▶ PROBLEM REQUIREMENTS
Reproduce all the entries exactly and keep the pictures out.

Data extracted from a collection:

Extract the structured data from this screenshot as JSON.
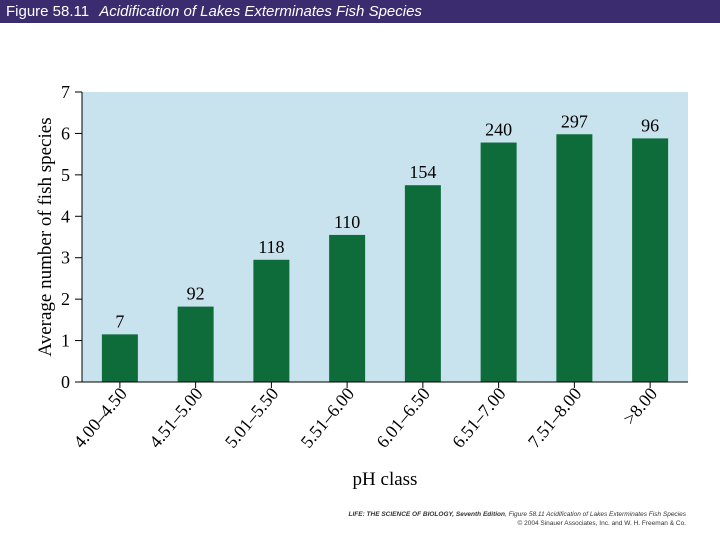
{
  "figure": {
    "number": "Figure 58.11",
    "caption": "Acidification of Lakes Exterminates Fish Species"
  },
  "colors": {
    "plot_background": "#c9e3ee",
    "bar": "#0e6b3a",
    "header": "#3a2c6e"
  },
  "chart_data": {
    "type": "bar",
    "title": "",
    "xlabel": "pH class",
    "ylabel": "Average number of fish species",
    "categories": [
      "4.00–4.50",
      "4.51–5.00",
      "5.01–5.50",
      "5.51–6.00",
      "6.01–6.50",
      "6.51–7.00",
      "7.51–8.00",
      ">8.00"
    ],
    "values": [
      1.15,
      1.82,
      2.95,
      3.55,
      4.75,
      5.78,
      5.98,
      5.88
    ],
    "data_labels": [
      "7",
      "92",
      "118",
      "110",
      "154",
      "240",
      "297",
      "96"
    ],
    "ylim": [
      0,
      7
    ],
    "yticks": [
      0,
      1,
      2,
      3,
      4,
      5,
      6,
      7
    ],
    "grid": false,
    "legend": "none"
  },
  "credit": {
    "line1_book": "LIFE: THE SCIENCE OF BIOLOGY, Seventh Edition",
    "line1_rest": ", Figure 58.11 Acidification of Lakes Exterminates Fish Species",
    "line2": "© 2004 Sinauer Associates, Inc. and W. H. Freeman & Co."
  }
}
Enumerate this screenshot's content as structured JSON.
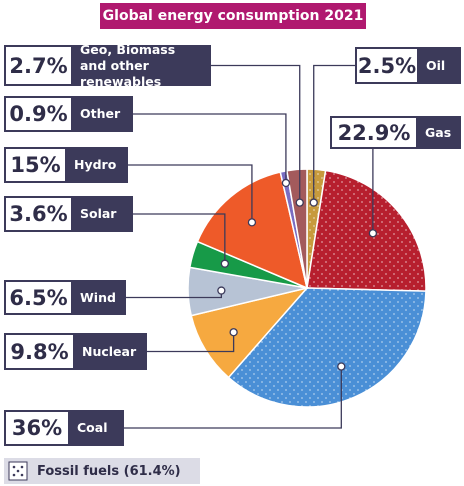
{
  "chart_data": {
    "type": "pie",
    "title": "Global energy consumption 2021",
    "categories": [
      "Oil",
      "Gas",
      "Coal",
      "Nuclear",
      "Wind",
      "Solar",
      "Hydro",
      "Other",
      "Geo, Biomass and other renewables"
    ],
    "values": [
      2.5,
      22.9,
      36,
      9.8,
      6.5,
      3.6,
      15,
      0.9,
      2.7
    ],
    "value_labels": [
      "2.5%",
      "22.9%",
      "36%",
      "9.8%",
      "6.5%",
      "3.6%",
      "15%",
      "0.9%",
      "2.7%"
    ],
    "colors": [
      "#c79a3c",
      "#b71f2e",
      "#4a8fd6",
      "#f6a940",
      "#b7c3d5",
      "#179a48",
      "#ee5a29",
      "#7a6dc2",
      "#a35a5c"
    ],
    "patterned": [
      true,
      true,
      true,
      false,
      false,
      false,
      false,
      false,
      false
    ],
    "legend_label": "Fossil fuels (61.4%)"
  }
}
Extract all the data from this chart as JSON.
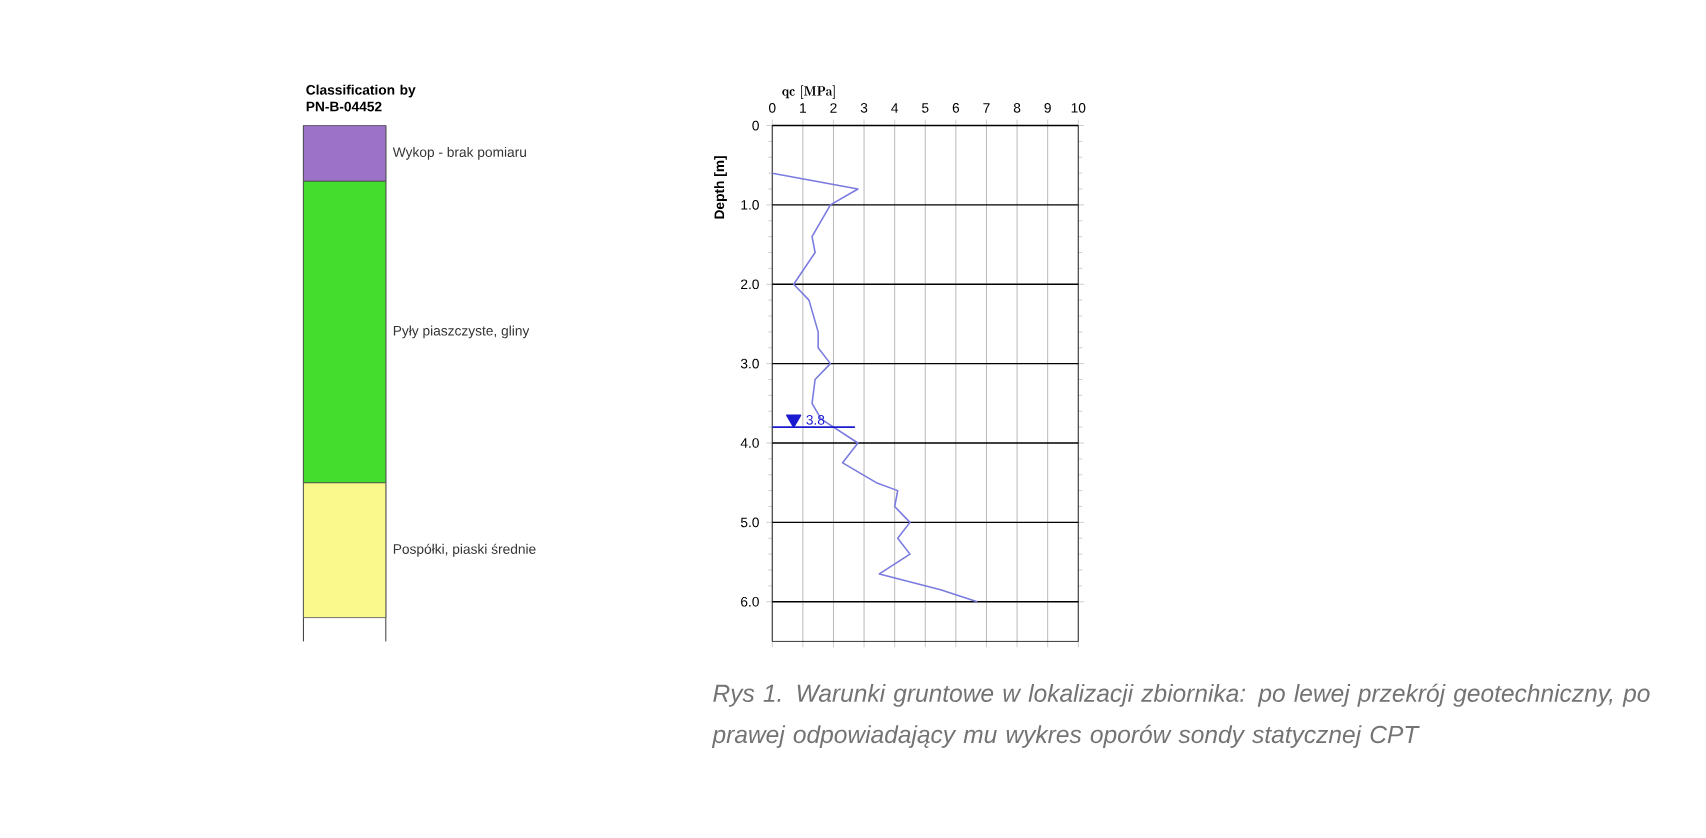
{
  "chart_data": [
    {
      "type": "bar",
      "stacked": true,
      "title": "Classification by PN-B-04452",
      "categories": [
        null
      ],
      "series": [
        {
          "name": "Wykop - brak pomiaru",
          "color": "#9b72c8",
          "values": [
            0.7
          ]
        },
        {
          "name": "Pyły piaszczyste, gliny",
          "color": "#44dd2e",
          "values": [
            3.8
          ]
        },
        {
          "name": "Pospółki, piaski średnie",
          "color": "#fafa8c",
          "values": [
            1.7
          ]
        }
      ],
      "ylim": [
        6.5,
        0
      ],
      "tick_labels": false
    },
    {
      "type": "line",
      "xlabel": "qc [MPa]",
      "ylabel": "Depth [m]",
      "series": [
        {
          "color": "#7a7ae0",
          "x": [
            0,
            2.8,
            1.9,
            1.3,
            1.4,
            0.7,
            1.2,
            1.5,
            1.5,
            1.9,
            1.4,
            1.3,
            1.6,
            2.8,
            2.3,
            3.4,
            4.1,
            4.0,
            4.5,
            4.1,
            4.5,
            3.5,
            5.5,
            6.7
          ],
          "values": [
            0.6,
            0.8,
            1.0,
            1.4,
            1.6,
            2.0,
            2.2,
            2.6,
            2.8,
            3.0,
            3.2,
            3.5,
            3.7,
            4.0,
            4.25,
            4.5,
            4.6,
            4.8,
            5.0,
            5.2,
            5.4,
            5.65,
            5.85,
            6.0
          ]
        },
        {
          "marker": "triangle",
          "color": "#1a1ad0",
          "x": [
            0.7
          ],
          "values": [
            3.7
          ]
        }
      ],
      "xlim": [
        0,
        10
      ],
      "xticks": [
        0,
        1,
        2,
        3,
        4,
        5,
        6,
        7,
        8,
        9,
        10
      ],
      "ylim": [
        6.5,
        0
      ],
      "yticks": [
        0,
        {
          "value": 1,
          "label": "1.0"
        },
        {
          "value": 2,
          "label": "2.0"
        },
        {
          "value": 3,
          "label": "3.0"
        },
        {
          "value": 4,
          "label": "4.0"
        },
        {
          "value": 5,
          "label": "5.0"
        },
        {
          "value": 6,
          "label": "6.0"
        }
      ],
      "grid": true,
      "marker": "none",
      "ref_lines": [
        {
          "axis": "y",
          "value": 3.8,
          "label": "3.8",
          "color": "#1a1ad0"
        }
      ],
      "annotations": [
        "Rys 1. Warunki gruntowe w lokalizacji zbiornika: po lewej przekrój geotechniczny, po prawej odpowiadający mu wykres oporów sondy statycznej CPT"
      ]
    }
  ]
}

▶ THE SOLUTION
Extract the structured data from this screenshot as JSON.
{
  "figure": {
    "number": "Figure 58.11",
    "caption": "Acidification of Lakes Exterminates Fish Species"
  },
  "colors": {
    "plot_background": "#c9e3ee",
    "bar": "#0e6b3a",
    "header": "#3a2c6e"
  },
  "chart_data": {
    "type": "bar",
    "title": "",
    "xlabel": "pH class",
    "ylabel": "Average number of fish species",
    "categories": [
      "4.00–4.50",
      "4.51–5.00",
      "5.01–5.50",
      "5.51–6.00",
      "6.01–6.50",
      "6.51–7.00",
      "7.51–8.00",
      ">8.00"
    ],
    "values": [
      1.15,
      1.82,
      2.95,
      3.55,
      4.75,
      5.78,
      5.98,
      5.88
    ],
    "data_labels": [
      "7",
      "92",
      "118",
      "110",
      "154",
      "240",
      "297",
      "96"
    ],
    "ylim": [
      0,
      7
    ],
    "yticks": [
      0,
      1,
      2,
      3,
      4,
      5,
      6,
      7
    ],
    "grid": false,
    "legend": "none"
  },
  "credit": {
    "line1_book": "LIFE: THE SCIENCE OF BIOLOGY, Seventh Edition",
    "line1_rest": ", Figure 58.11 Acidification of Lakes Exterminates Fish Species",
    "line2": "© 2004 Sinauer Associates, Inc. and W. H. Freeman & Co."
  }
}
Enumerate this screenshot's content as structured JSON.
{
  "chart_data": {
    "type": "pie",
    "title": "Global energy consumption 2021",
    "categories": [
      "Oil",
      "Gas",
      "Coal",
      "Nuclear",
      "Wind",
      "Solar",
      "Hydro",
      "Other",
      "Geo, Biomass and other renewables"
    ],
    "values": [
      2.5,
      22.9,
      36,
      9.8,
      6.5,
      3.6,
      15,
      0.9,
      2.7
    ],
    "value_labels": [
      "2.5%",
      "22.9%",
      "36%",
      "9.8%",
      "6.5%",
      "3.6%",
      "15%",
      "0.9%",
      "2.7%"
    ],
    "colors": [
      "#c79a3c",
      "#b71f2e",
      "#4a8fd6",
      "#f6a940",
      "#b7c3d5",
      "#179a48",
      "#ee5a29",
      "#7a6dc2",
      "#a35a5c"
    ],
    "patterned": [
      true,
      true,
      true,
      false,
      false,
      false,
      false,
      false,
      false
    ],
    "legend_label": "Fossil fuels (61.4%)"
  }
}
Extract all the data from this chart as JSON.
{
  "chart_data": [
    {
      "type": "bar",
      "stacked": true,
      "title": "Classification by PN-B-04452",
      "categories": [
        null
      ],
      "series": [
        {
          "name": "Wykop - brak pomiaru",
          "color": "#9b72c8",
          "values": [
            0.7
          ]
        },
        {
          "name": "Pyły piaszczyste, gliny",
          "color": "#44dd2e",
          "values": [
            3.8
          ]
        },
        {
          "name": "Pospółki, piaski średnie",
          "color": "#fafa8c",
          "values": [
            1.7
          ]
        }
      ],
      "ylim": [
        6.5,
        0
      ],
      "tick_labels": false
    },
    {
      "type": "line",
      "xlabel": "qc [MPa]",
      "ylabel": "Depth [m]",
      "series": [
        {
          "color": "#7a7ae0",
          "x": [
            0,
            2.8,
            1.9,
            1.3,
            1.4,
            0.7,
            1.2,
            1.5,
            1.5,
            1.9,
            1.4,
            1.3,
            1.6,
            2.8,
            2.3,
            3.4,
            4.1,
            4.0,
            4.5,
            4.1,
            4.5,
            3.5,
            5.5,
            6.7
          ],
          "values": [
            0.6,
            0.8,
            1.0,
            1.4,
            1.6,
            2.0,
            2.2,
            2.6,
            2.8,
            3.0,
            3.2,
            3.5,
            3.7,
            4.0,
            4.25,
            4.5,
            4.6,
            4.8,
            5.0,
            5.2,
            5.4,
            5.65,
            5.85,
            6.0
          ]
        },
        {
          "marker": "triangle",
          "color": "#1a1ad0",
          "x": [
            0.7
          ],
          "values": [
            3.7
          ]
        }
      ],
      "xlim": [
        0,
        10
      ],
      "xticks": [
        0,
        1,
        2,
        3,
        4,
        5,
        6,
        7,
        8,
        9,
        10
      ],
      "ylim": [
        6.5,
        0
      ],
      "yticks": [
        0,
        {
          "value": 1,
          "label": "1.0"
        },
        {
          "value": 2,
          "label": "2.0"
        },
        {
          "value": 3,
          "label": "3.0"
        },
        {
          "value": 4,
          "label": "4.0"
        },
        {
          "value": 5,
          "label": "5.0"
        },
        {
          "value": 6,
          "label": "6.0"
        }
      ],
      "grid": true,
      "marker": "none",
      "ref_lines": [
        {
          "axis": "y",
          "value": 3.8,
          "label": "3.8",
          "color": "#1a1ad0"
        }
      ],
      "annotations": [
        "Rys 1. Warunki gruntowe w lokalizacji zbiornika: po lewej przekrój geotechniczny, po prawej odpowiadający mu wykres oporów sondy statycznej CPT"
      ]
    }
  ]
}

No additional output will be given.